(STORED RECORDS)

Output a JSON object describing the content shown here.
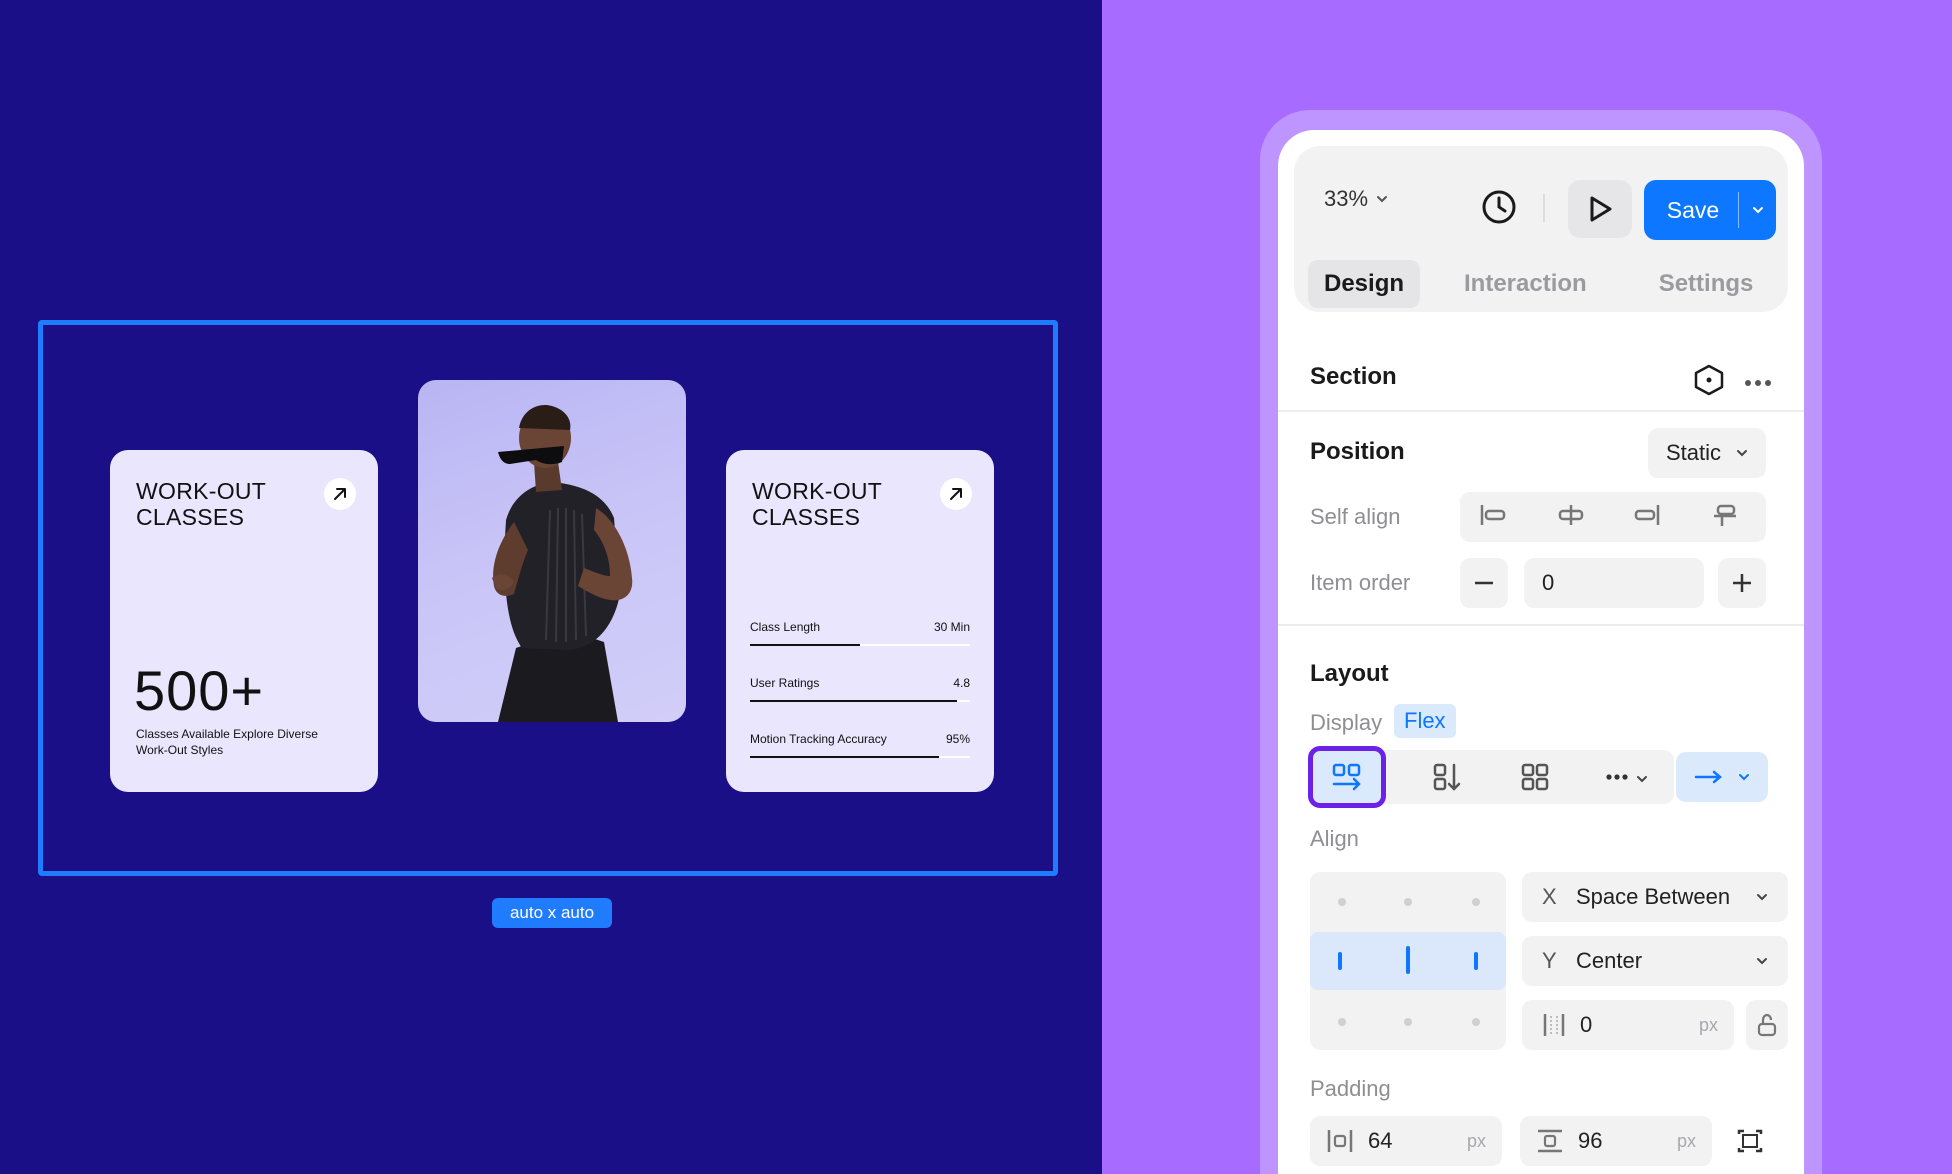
{
  "canvas": {
    "size_badge": "auto x auto",
    "card_left": {
      "title": "WORK-OUT CLASSES",
      "stat": "500+",
      "description": "Classes Available Explore Diverse Work-Out Styles"
    },
    "card_right": {
      "title": "WORK-OUT CLASSES",
      "metrics": [
        {
          "label": "Class Length",
          "value": "30 Min",
          "progress": 0.5
        },
        {
          "label": "User Ratings",
          "value": "4.8",
          "progress": 0.94
        },
        {
          "label": "Motion Tracking Accuracy",
          "value": "95%",
          "progress": 0.86
        }
      ]
    }
  },
  "panel": {
    "zoom": "33%",
    "save_label": "Save",
    "tabs": [
      "Design",
      "Interaction",
      "Settings"
    ],
    "section_title": "Section",
    "position": {
      "title": "Position",
      "value": "Static",
      "self_align_label": "Self align",
      "item_order_label": "Item order",
      "item_order_value": "0"
    },
    "layout": {
      "title": "Layout",
      "display_label": "Display",
      "display_value": "Flex",
      "align_label": "Align",
      "x_axis": "X",
      "x_value": "Space Between",
      "y_axis": "Y",
      "y_value": "Center",
      "gap_value": "0",
      "gap_unit": "px"
    },
    "padding": {
      "label": "Padding",
      "horizontal": "64",
      "vertical": "96",
      "unit": "px"
    }
  },
  "colors": {
    "canvas_bg": "#1a0f86",
    "selection": "#1f7cff",
    "right_bg": "#a76bff",
    "accent": "#0d78ff",
    "flex_highlight": "#6b21e8"
  }
}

(TASK) Your task is to transcribe all of the records precisely, with no images included.

(RESULT OF THE EXERCISE)
Output a JSON object describing the content shown here.
{
  "canvas": {
    "size_badge": "auto x auto",
    "card_left": {
      "title": "WORK-OUT CLASSES",
      "stat": "500+",
      "description": "Classes Available Explore Diverse Work-Out Styles"
    },
    "card_right": {
      "title": "WORK-OUT CLASSES",
      "metrics": [
        {
          "label": "Class Length",
          "value": "30 Min",
          "progress": 0.5
        },
        {
          "label": "User Ratings",
          "value": "4.8",
          "progress": 0.94
        },
        {
          "label": "Motion Tracking Accuracy",
          "value": "95%",
          "progress": 0.86
        }
      ]
    }
  },
  "panel": {
    "zoom": "33%",
    "save_label": "Save",
    "tabs": [
      "Design",
      "Interaction",
      "Settings"
    ],
    "section_title": "Section",
    "position": {
      "title": "Position",
      "value": "Static",
      "self_align_label": "Self align",
      "item_order_label": "Item order",
      "item_order_value": "0"
    },
    "layout": {
      "title": "Layout",
      "display_label": "Display",
      "display_value": "Flex",
      "align_label": "Align",
      "x_axis": "X",
      "x_value": "Space Between",
      "y_axis": "Y",
      "y_value": "Center",
      "gap_value": "0",
      "gap_unit": "px"
    },
    "padding": {
      "label": "Padding",
      "horizontal": "64",
      "vertical": "96",
      "unit": "px"
    }
  },
  "colors": {
    "canvas_bg": "#1a0f86",
    "selection": "#1f7cff",
    "right_bg": "#a76bff",
    "accent": "#0d78ff",
    "flex_highlight": "#6b21e8"
  }
}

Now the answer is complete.